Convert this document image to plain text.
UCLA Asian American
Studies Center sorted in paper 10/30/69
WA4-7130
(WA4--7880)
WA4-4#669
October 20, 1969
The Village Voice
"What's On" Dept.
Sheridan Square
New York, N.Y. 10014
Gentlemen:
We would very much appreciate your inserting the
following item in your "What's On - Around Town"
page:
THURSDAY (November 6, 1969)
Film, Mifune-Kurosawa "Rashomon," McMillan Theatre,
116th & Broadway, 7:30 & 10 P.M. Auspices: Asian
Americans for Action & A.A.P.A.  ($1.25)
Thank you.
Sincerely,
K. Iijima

Stated problem:
Repeat every entry exactly as written above.

Result of this task:
Convert this document image to plain text.
UCLA Asian American
Studies Center sorted in paper 10/30/69
WA4-7130
(WA4--7880)
WA4-4#669
October 20, 1969
The Village Voice
"What's On" Dept.
Sheridan Square
New York, N.Y. 10014
Gentlemen:
We would very much appreciate your inserting the
following item in your "What's On - Around Town"
page:
THURSDAY (November 6, 1969)
Film, Mifune-Kurosawa "Rashomon," McMillan Theatre,
116th & Broadway, 7:30 & 10 P.M. Auspices: Asian
Americans for Action & A.A.P.A.  ($1.25)
Thank you.
Sincerely,
K. Iijima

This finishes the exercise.